++++ EXCERPTED DATA ++++

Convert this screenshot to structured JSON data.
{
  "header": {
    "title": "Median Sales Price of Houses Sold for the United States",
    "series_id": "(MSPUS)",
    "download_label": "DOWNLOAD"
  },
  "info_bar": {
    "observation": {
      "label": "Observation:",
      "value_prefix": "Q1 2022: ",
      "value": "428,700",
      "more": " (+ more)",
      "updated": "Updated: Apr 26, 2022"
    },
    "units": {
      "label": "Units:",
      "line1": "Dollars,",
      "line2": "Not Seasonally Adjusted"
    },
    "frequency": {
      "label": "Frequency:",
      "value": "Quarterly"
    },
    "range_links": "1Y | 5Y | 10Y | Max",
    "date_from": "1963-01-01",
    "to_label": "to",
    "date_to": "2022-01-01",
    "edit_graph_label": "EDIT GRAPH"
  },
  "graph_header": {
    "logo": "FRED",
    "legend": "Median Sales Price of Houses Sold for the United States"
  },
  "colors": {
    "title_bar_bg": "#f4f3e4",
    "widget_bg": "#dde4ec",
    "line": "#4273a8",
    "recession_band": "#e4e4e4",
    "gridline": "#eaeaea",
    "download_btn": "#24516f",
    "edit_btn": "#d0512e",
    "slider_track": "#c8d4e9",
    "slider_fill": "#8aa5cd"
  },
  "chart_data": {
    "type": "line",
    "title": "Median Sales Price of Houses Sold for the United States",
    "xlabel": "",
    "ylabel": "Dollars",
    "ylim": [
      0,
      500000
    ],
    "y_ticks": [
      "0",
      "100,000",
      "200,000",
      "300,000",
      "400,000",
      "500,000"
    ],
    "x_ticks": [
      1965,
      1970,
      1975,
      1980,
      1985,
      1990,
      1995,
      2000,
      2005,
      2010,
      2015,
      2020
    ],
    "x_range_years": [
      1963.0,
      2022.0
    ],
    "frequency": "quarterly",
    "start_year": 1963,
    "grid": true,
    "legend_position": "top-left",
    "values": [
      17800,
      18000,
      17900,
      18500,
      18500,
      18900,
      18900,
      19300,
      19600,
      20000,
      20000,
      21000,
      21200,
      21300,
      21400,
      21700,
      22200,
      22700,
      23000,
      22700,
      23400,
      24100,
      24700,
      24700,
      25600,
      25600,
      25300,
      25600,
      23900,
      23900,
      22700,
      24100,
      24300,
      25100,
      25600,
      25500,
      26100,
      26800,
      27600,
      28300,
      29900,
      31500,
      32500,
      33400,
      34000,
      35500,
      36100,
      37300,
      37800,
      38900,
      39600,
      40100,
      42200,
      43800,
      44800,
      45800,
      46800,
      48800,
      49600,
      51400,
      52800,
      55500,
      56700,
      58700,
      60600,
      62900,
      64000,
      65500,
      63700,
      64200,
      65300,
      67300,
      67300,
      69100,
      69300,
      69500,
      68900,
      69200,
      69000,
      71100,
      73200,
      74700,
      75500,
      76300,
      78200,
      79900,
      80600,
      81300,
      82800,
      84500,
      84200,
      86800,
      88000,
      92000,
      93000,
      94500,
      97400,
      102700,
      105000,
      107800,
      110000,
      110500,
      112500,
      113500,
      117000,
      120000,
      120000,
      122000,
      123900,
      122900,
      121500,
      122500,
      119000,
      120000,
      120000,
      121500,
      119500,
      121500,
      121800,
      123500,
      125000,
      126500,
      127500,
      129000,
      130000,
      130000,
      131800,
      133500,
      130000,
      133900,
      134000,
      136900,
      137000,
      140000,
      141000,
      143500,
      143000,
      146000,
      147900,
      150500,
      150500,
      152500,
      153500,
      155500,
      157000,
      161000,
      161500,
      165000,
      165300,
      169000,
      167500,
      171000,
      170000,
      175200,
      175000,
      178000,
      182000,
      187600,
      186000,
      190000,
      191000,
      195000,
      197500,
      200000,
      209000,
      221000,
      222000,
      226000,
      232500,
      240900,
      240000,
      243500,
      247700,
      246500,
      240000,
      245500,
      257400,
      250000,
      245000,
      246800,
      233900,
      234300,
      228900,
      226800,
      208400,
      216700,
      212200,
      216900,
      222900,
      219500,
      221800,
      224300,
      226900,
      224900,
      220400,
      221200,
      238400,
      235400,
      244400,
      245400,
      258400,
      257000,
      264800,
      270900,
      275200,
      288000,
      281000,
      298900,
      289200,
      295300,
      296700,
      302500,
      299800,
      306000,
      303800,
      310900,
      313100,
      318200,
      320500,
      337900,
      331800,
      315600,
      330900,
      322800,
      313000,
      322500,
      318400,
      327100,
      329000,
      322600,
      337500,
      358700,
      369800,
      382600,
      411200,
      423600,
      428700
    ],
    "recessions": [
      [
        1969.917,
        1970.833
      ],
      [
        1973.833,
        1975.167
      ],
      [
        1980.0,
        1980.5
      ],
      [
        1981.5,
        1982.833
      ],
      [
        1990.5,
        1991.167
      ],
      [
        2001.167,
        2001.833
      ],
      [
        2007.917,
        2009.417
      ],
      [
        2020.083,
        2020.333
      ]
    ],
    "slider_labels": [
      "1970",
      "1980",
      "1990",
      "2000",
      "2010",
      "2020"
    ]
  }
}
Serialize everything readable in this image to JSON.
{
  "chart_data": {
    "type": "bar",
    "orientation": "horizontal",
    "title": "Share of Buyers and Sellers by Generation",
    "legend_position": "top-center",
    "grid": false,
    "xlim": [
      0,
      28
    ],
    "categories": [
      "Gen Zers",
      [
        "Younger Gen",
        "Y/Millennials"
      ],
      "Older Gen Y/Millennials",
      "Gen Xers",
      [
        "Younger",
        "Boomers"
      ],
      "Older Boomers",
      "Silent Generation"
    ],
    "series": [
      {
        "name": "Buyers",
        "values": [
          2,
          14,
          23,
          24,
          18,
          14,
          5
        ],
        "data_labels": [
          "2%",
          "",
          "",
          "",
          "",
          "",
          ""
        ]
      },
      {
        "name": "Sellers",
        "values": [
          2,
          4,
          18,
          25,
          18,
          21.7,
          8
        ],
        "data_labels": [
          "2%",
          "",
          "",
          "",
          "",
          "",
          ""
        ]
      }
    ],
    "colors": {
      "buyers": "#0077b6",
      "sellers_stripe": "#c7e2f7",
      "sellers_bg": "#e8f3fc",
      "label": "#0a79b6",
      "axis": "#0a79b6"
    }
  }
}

++++

Please reproduce every line of the material word for word.

| WRITTEN SOLUTION |
Convert this screenshot to structured JSON data.
{
  "header": {
    "title": "Median Sales Price of Houses Sold for the United States",
    "series_id": "(MSPUS)",
    "download_label": "DOWNLOAD"
  },
  "info_bar": {
    "observation": {
      "label": "Observation:",
      "value_prefix": "Q1 2022: ",
      "value": "428,700",
      "more": " (+ more)",
      "updated": "Updated: Apr 26, 2022"
    },
    "units": {
      "label": "Units:",
      "line1": "Dollars,",
      "line2": "Not Seasonally Adjusted"
    },
    "frequency": {
      "label": "Frequency:",
      "value": "Quarterly"
    },
    "range_links": "1Y | 5Y | 10Y | Max",
    "date_from": "1963-01-01",
    "to_label": "to",
    "date_to": "2022-01-01",
    "edit_graph_label": "EDIT GRAPH"
  },
  "graph_header": {
    "logo": "FRED",
    "legend": "Median Sales Price of Houses Sold for the United States"
  },
  "colors": {
    "title_bar_bg": "#f4f3e4",
    "widget_bg": "#dde4ec",
    "line": "#4273a8",
    "recession_band": "#e4e4e4",
    "gridline": "#eaeaea",
    "download_btn": "#24516f",
    "edit_btn": "#d0512e",
    "slider_track": "#c8d4e9",
    "slider_fill": "#8aa5cd"
  },
  "chart_data": {
    "type": "line",
    "title": "Median Sales Price of Houses Sold for the United States",
    "xlabel": "",
    "ylabel": "Dollars",
    "ylim": [
      0,
      500000
    ],
    "y_ticks": [
      "0",
      "100,000",
      "200,000",
      "300,000",
      "400,000",
      "500,000"
    ],
    "x_ticks": [
      1965,
      1970,
      1975,
      1980,
      1985,
      1990,
      1995,
      2000,
      2005,
      2010,
      2015,
      2020
    ],
    "x_range_years": [
      1963.0,
      2022.0
    ],
    "frequency": "quarterly",
    "start_year": 1963,
    "grid": true,
    "legend_position": "top-left",
    "values": [
      17800,
      18000,
      17900,
      18500,
      18500,
      18900,
      18900,
      19300,
      19600,
      20000,
      20000,
      21000,
      21200,
      21300,
      21400,
      21700,
      22200,
      22700,
      23000,
      22700,
      23400,
      24100,
      24700,
      24700,
      25600,
      25600,
      25300,
      25600,
      23900,
      23900,
      22700,
      24100,
      24300,
      25100,
      25600,
      25500,
      26100,
      26800,
      27600,
      28300,
      29900,
      31500,
      32500,
      33400,
      34000,
      35500,
      36100,
      37300,
      37800,
      38900,
      39600,
      40100,
      42200,
      43800,
      44800,
      45800,
      46800,
      48800,
      49600,
      51400,
      52800,
      55500,
      56700,
      58700,
      60600,
      62900,
      64000,
      65500,
      63700,
      64200,
      65300,
      67300,
      67300,
      69100,
      69300,
      69500,
      68900,
      69200,
      69000,
      71100,
      73200,
      74700,
      75500,
      76300,
      78200,
      79900,
      80600,
      81300,
      82800,
      84500,
      84200,
      86800,
      88000,
      92000,
      93000,
      94500,
      97400,
      102700,
      105000,
      107800,
      110000,
      110500,
      112500,
      113500,
      117000,
      120000,
      120000,
      122000,
      123900,
      122900,
      121500,
      122500,
      119000,
      120000,
      120000,
      121500,
      119500,
      121500,
      121800,
      123500,
      125000,
      126500,
      127500,
      129000,
      130000,
      130000,
      131800,
      133500,
      130000,
      133900,
      134000,
      136900,
      137000,
      140000,
      141000,
      143500,
      143000,
      146000,
      147900,
      150500,
      150500,
      152500,
      153500,
      155500,
      157000,
      161000,
      161500,
      165000,
      165300,
      169000,
      167500,
      171000,
      170000,
      175200,
      175000,
      178000,
      182000,
      187600,
      186000,
      190000,
      191000,
      195000,
      197500,
      200000,
      209000,
      221000,
      222000,
      226000,
      232500,
      240900,
      240000,
      243500,
      247700,
      246500,
      240000,
      245500,
      257400,
      250000,
      245000,
      246800,
      233900,
      234300,
      228900,
      226800,
      208400,
      216700,
      212200,
      216900,
      222900,
      219500,
      221800,
      224300,
      226900,
      224900,
      220400,
      221200,
      238400,
      235400,
      244400,
      245400,
      258400,
      257000,
      264800,
      270900,
      275200,
      288000,
      281000,
      298900,
      289200,
      295300,
      296700,
      302500,
      299800,
      306000,
      303800,
      310900,
      313100,
      318200,
      320500,
      337900,
      331800,
      315600,
      330900,
      322800,
      313000,
      322500,
      318400,
      327100,
      329000,
      322600,
      337500,
      358700,
      369800,
      382600,
      411200,
      423600,
      428700
    ],
    "recessions": [
      [
        1969.917,
        1970.833
      ],
      [
        1973.833,
        1975.167
      ],
      [
        1980.0,
        1980.5
      ],
      [
        1981.5,
        1982.833
      ],
      [
        1990.5,
        1991.167
      ],
      [
        2001.167,
        2001.833
      ],
      [
        2007.917,
        2009.417
      ],
      [
        2020.083,
        2020.333
      ]
    ],
    "slider_labels": [
      "1970",
      "1980",
      "1990",
      "2000",
      "2010",
      "2020"
    ]
  }
}
Serialize everything readable in this image to JSON.
{
  "chart_data": {
    "type": "bar",
    "orientation": "horizontal",
    "title": "Share of Buyers and Sellers by Generation",
    "legend_position": "top-center",
    "grid": false,
    "xlim": [
      0,
      28
    ],
    "categories": [
      "Gen Zers",
      [
        "Younger Gen",
        "Y/Millennials"
      ],
      "Older Gen Y/Millennials",
      "Gen Xers",
      [
        "Younger",
        "Boomers"
      ],
      "Older Boomers",
      "Silent Generation"
    ],
    "series": [
      {
        "name": "Buyers",
        "values": [
          2,
          14,
          23,
          24,
          18,
          14,
          5
        ],
        "data_labels": [
          "2%",
          "",
          "",
          "",
          "",
          "",
          ""
        ]
      },
      {
        "name": "Sellers",
        "values": [
          2,
          4,
          18,
          25,
          18,
          21.7,
          8
        ],
        "data_labels": [
          "2%",
          "",
          "",
          "",
          "",
          "",
          ""
        ]
      }
    ],
    "colors": {
      "buyers": "#0077b6",
      "sellers_stripe": "#c7e2f7",
      "sellers_bg": "#e8f3fc",
      "label": "#0a79b6",
      "axis": "#0a79b6"
    }
  }
}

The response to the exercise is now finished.